>> Begin

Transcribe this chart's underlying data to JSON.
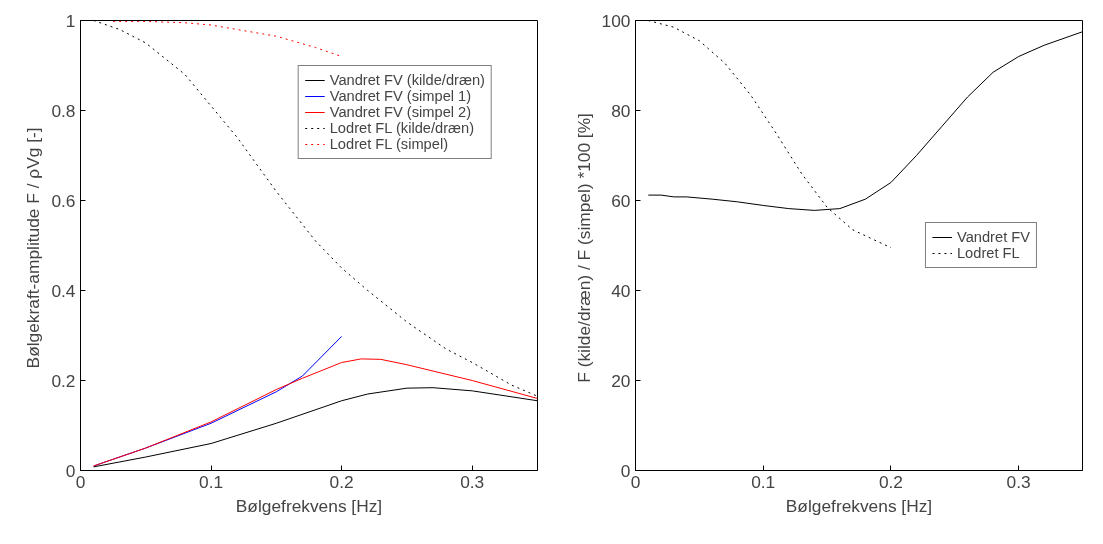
{
  "chart_data": [
    {
      "type": "line",
      "xlabel": "Bølgefrekvens [Hz]",
      "ylabel": "Bølgekraft-amplitude F / ρVg  [-]",
      "xlim": [
        0,
        0.35
      ],
      "xticks": [
        0,
        0.1,
        0.2,
        0.3
      ],
      "ylim": [
        0,
        1
      ],
      "yticks": [
        0,
        0.2,
        0.4,
        0.6,
        0.8,
        1
      ],
      "grid": false,
      "legend": "top right",
      "series": [
        {
          "name": "Vandret FV (kilde/dræn)",
          "color": "#000000",
          "line_style": "solid",
          "x": [
            0.01,
            0.05,
            0.1,
            0.15,
            0.2,
            0.22,
            0.25,
            0.27,
            0.3,
            0.35
          ],
          "values": [
            0.008,
            0.03,
            0.06,
            0.105,
            0.155,
            0.17,
            0.183,
            0.184,
            0.177,
            0.155
          ]
        },
        {
          "name": "Vandret FV (simpel 1)",
          "color": "#0000ff",
          "line_style": "solid",
          "x": [
            0.01,
            0.05,
            0.1,
            0.15,
            0.17,
            0.2
          ],
          "values": [
            0.01,
            0.05,
            0.105,
            0.175,
            0.21,
            0.298
          ]
        },
        {
          "name": "Vandret FV (simpel 2)",
          "color": "#ff0000",
          "line_style": "solid",
          "x": [
            0.01,
            0.05,
            0.1,
            0.15,
            0.17,
            0.2,
            0.215,
            0.23,
            0.25,
            0.3,
            0.35
          ],
          "values": [
            0.01,
            0.05,
            0.108,
            0.18,
            0.205,
            0.24,
            0.248,
            0.247,
            0.235,
            0.2,
            0.16
          ]
        },
        {
          "name": "Lodret FL (kilde/dræn)",
          "color": "#000000",
          "line_style": "dotted",
          "x": [
            0.01,
            0.03,
            0.05,
            0.08,
            0.1,
            0.12,
            0.15,
            0.18,
            0.2,
            0.22,
            0.25,
            0.28,
            0.3,
            0.33,
            0.35
          ],
          "values": [
            1.0,
            0.98,
            0.95,
            0.88,
            0.81,
            0.74,
            0.62,
            0.51,
            0.45,
            0.4,
            0.33,
            0.27,
            0.24,
            0.19,
            0.165
          ]
        },
        {
          "name": "Lodret FL (simpel)",
          "color": "#ff0000",
          "line_style": "dotted",
          "x": [
            0.025,
            0.05,
            0.08,
            0.1,
            0.12,
            0.15,
            0.18,
            0.2
          ],
          "values": [
            0.998,
            0.998,
            0.995,
            0.99,
            0.98,
            0.965,
            0.94,
            0.92
          ]
        }
      ]
    },
    {
      "type": "line",
      "xlabel": "Bølgefrekvens [Hz]",
      "ylabel": "F (kilde/dræn) / F (simpel) *100  [%]",
      "xlim": [
        0,
        0.35
      ],
      "xticks": [
        0,
        0.1,
        0.2,
        0.3
      ],
      "ylim": [
        0,
        100
      ],
      "yticks": [
        0,
        20,
        40,
        60,
        80,
        100
      ],
      "grid": false,
      "legend": "center right",
      "series": [
        {
          "name": "Vandret FV",
          "color": "#000000",
          "line_style": "solid",
          "x": [
            0.01,
            0.02,
            0.03,
            0.04,
            0.06,
            0.08,
            0.1,
            0.12,
            0.14,
            0.16,
            0.18,
            0.2,
            0.22,
            0.24,
            0.26,
            0.28,
            0.3,
            0.32,
            0.35
          ],
          "values": [
            61.2,
            61.2,
            60.8,
            60.8,
            60.3,
            59.7,
            58.9,
            58.2,
            57.8,
            58.2,
            60.3,
            64,
            70,
            76.5,
            83,
            88.5,
            92,
            94.5,
            97.5
          ]
        },
        {
          "name": "Lodret FL",
          "color": "#000000",
          "line_style": "dotted",
          "x": [
            0.01,
            0.03,
            0.05,
            0.07,
            0.09,
            0.11,
            0.13,
            0.15,
            0.17,
            0.2
          ],
          "values": [
            100,
            98.5,
            95.5,
            90.5,
            83.5,
            75,
            66,
            58.5,
            53.5,
            49.5
          ]
        }
      ]
    }
  ]
}
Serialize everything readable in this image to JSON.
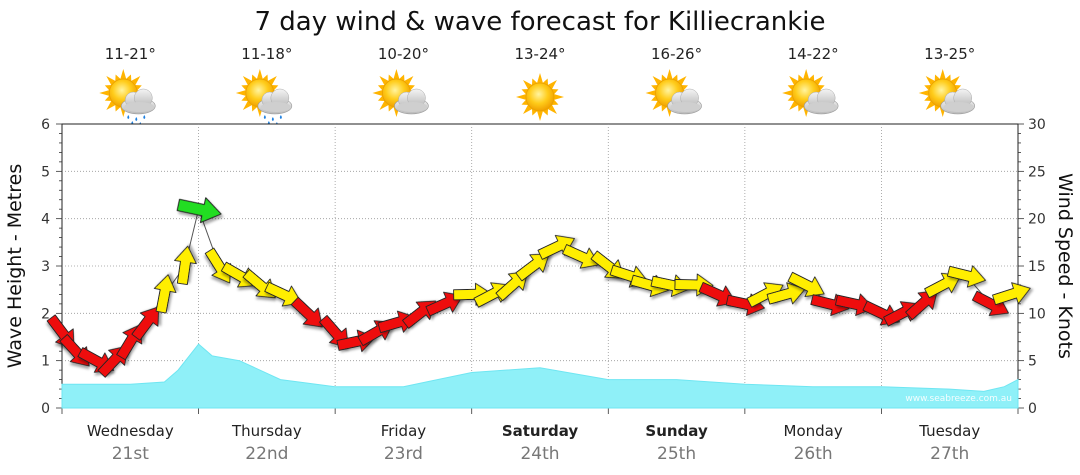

>> End

Copy all lines of the material above where the string "dræn" occurs.

Exercise result:
          "name": "Vandret FV (kilde/dræn)",
          "name": "Lodret FL (kilde/dræn)",
      "ylabel": "F (kilde/dræn) / F (simpel) *100  [%]",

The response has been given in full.